• WHAT THE TASK REQUIRES:
Every word of the data below has to be copied faithfully.

• DATA FOR THE TASK:
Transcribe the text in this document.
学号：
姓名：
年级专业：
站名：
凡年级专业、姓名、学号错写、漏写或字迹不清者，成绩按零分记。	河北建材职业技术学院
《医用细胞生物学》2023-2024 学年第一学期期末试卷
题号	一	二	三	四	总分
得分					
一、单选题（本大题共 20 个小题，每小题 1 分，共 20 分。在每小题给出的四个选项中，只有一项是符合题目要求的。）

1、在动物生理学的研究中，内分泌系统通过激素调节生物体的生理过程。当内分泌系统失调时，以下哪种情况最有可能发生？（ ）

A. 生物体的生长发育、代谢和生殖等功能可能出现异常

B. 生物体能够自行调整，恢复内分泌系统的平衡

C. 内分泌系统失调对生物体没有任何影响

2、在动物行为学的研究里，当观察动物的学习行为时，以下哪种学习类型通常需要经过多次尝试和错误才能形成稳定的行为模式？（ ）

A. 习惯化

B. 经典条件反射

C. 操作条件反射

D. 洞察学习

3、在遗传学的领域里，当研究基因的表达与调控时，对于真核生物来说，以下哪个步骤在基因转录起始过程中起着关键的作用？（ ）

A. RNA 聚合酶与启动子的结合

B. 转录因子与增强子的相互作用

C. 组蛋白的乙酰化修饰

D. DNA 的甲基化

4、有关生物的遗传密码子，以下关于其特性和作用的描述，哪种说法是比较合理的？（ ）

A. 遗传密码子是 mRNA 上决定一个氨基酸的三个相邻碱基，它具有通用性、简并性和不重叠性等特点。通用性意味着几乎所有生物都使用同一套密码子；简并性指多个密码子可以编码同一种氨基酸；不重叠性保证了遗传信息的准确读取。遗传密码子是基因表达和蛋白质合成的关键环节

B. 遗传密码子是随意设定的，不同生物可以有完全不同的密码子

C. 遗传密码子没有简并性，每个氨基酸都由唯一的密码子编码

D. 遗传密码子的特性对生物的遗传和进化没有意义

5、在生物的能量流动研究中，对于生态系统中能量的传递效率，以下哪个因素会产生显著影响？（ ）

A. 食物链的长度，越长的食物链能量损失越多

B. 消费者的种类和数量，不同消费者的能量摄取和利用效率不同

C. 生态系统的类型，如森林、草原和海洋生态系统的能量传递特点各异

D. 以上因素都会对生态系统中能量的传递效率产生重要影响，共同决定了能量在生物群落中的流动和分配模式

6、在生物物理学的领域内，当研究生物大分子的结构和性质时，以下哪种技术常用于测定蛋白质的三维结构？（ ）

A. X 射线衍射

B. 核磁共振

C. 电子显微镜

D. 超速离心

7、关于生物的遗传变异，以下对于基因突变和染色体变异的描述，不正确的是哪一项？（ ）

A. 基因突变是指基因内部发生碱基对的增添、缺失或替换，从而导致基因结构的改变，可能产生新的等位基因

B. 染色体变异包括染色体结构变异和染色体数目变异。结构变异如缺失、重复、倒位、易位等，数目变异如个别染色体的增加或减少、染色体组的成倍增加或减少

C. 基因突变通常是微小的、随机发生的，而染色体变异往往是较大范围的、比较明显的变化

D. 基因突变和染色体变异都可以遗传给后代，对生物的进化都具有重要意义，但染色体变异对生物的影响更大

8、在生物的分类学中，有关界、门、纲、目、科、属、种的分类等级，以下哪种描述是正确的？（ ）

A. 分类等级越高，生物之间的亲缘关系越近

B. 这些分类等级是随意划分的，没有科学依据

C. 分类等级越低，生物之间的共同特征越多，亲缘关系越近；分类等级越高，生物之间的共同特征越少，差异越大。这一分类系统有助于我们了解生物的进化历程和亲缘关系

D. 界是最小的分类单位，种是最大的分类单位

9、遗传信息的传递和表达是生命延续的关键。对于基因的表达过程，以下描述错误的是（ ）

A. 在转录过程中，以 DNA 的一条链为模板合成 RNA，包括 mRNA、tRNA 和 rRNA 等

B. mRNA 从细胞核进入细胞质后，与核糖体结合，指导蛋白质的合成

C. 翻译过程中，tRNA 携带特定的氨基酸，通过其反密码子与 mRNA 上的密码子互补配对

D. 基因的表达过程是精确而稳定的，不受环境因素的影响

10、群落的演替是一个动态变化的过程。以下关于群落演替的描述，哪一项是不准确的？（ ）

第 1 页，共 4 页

• EXERCISE OUTPUT:
Transcribe the text in this document.
学号：
姓名：
年级专业：
站名：
凡年级专业、姓名、学号错写、漏写或字迹不清者，成绩按零分记。	河北建材职业技术学院
《医用细胞生物学》2023-2024 学年第一学期期末试卷
题号	一	二	三	四	总分
得分					
一、单选题（本大题共 20 个小题，每小题 1 分，共 20 分。在每小题给出的四个选项中，只有一项是符合题目要求的。）

1、在动物生理学的研究中，内分泌系统通过激素调节生物体的生理过程。当内分泌系统失调时，以下哪种情况最有可能发生？（ ）

A. 生物体的生长发育、代谢和生殖等功能可能出现异常

B. 生物体能够自行调整，恢复内分泌系统的平衡

C. 内分泌系统失调对生物体没有任何影响

2、在动物行为学的研究里，当观察动物的学习行为时，以下哪种学习类型通常需要经过多次尝试和错误才能形成稳定的行为模式？（ ）

A. 习惯化

B. 经典条件反射

C. 操作条件反射

D. 洞察学习

3、在遗传学的领域里，当研究基因的表达与调控时，对于真核生物来说，以下哪个步骤在基因转录起始过程中起着关键的作用？（ ）

A. RNA 聚合酶与启动子的结合

B. 转录因子与增强子的相互作用

C. 组蛋白的乙酰化修饰

D. DNA 的甲基化

4、有关生物的遗传密码子，以下关于其特性和作用的描述，哪种说法是比较合理的？（ ）

A. 遗传密码子是 mRNA 上决定一个氨基酸的三个相邻碱基，它具有通用性、简并性和不重叠性等特点。通用性意味着几乎所有生物都使用同一套密码子；简并性指多个密码子可以编码同一种氨基酸；不重叠性保证了遗传信息的准确读取。遗传密码子是基因表达和蛋白质合成的关键环节

B. 遗传密码子是随意设定的，不同生物可以有完全不同的密码子

C. 遗传密码子没有简并性，每个氨基酸都由唯一的密码子编码

D. 遗传密码子的特性对生物的遗传和进化没有意义

5、在生物的能量流动研究中，对于生态系统中能量的传递效率，以下哪个因素会产生显著影响？（ ）

A. 食物链的长度，越长的食物链能量损失越多

B. 消费者的种类和数量，不同消费者的能量摄取和利用效率不同

C. 生态系统的类型，如森林、草原和海洋生态系统的能量传递特点各异

D. 以上因素都会对生态系统中能量的传递效率产生重要影响，共同决定了能量在生物群落中的流动和分配模式

6、在生物物理学的领域内，当研究生物大分子的结构和性质时，以下哪种技术常用于测定蛋白质的三维结构？（ ）

A. X 射线衍射

B. 核磁共振

C. 电子显微镜

D. 超速离心

7、关于生物的遗传变异，以下对于基因突变和染色体变异的描述，不正确的是哪一项？（ ）

A. 基因突变是指基因内部发生碱基对的增添、缺失或替换，从而导致基因结构的改变，可能产生新的等位基因

B. 染色体变异包括染色体结构变异和染色体数目变异。结构变异如缺失、重复、倒位、易位等，数目变异如个别染色体的增加或减少、染色体组的成倍增加或减少

C. 基因突变通常是微小的、随机发生的，而染色体变异往往是较大范围的、比较明显的变化

D. 基因突变和染色体变异都可以遗传给后代，对生物的进化都具有重要意义，但染色体变异对生物的影响更大

8、在生物的分类学中，有关界、门、纲、目、科、属、种的分类等级，以下哪种描述是正确的？（ ）

A. 分类等级越高，生物之间的亲缘关系越近

B. 这些分类等级是随意划分的，没有科学依据

C. 分类等级越低，生物之间的共同特征越多，亲缘关系越近；分类等级越高，生物之间的共同特征越少，差异越大。这一分类系统有助于我们了解生物的进化历程和亲缘关系

D. 界是最小的分类单位，种是最大的分类单位

9、遗传信息的传递和表达是生命延续的关键。对于基因的表达过程，以下描述错误的是（ ）

A. 在转录过程中，以 DNA 的一条链为模板合成 RNA，包括 mRNA、tRNA 和 rRNA 等

B. mRNA 从细胞核进入细胞质后，与核糖体结合，指导蛋白质的合成

C. 翻译过程中，tRNA 携带特定的氨基酸，通过其反密码子与 mRNA 上的密码子互补配对

D. 基因的表达过程是精确而稳定的，不受环境因素的影响

10、群落的演替是一个动态变化的过程。以下关于群落演替的描述，哪一项是不准确的？（ ）

第 1 页，共 4 页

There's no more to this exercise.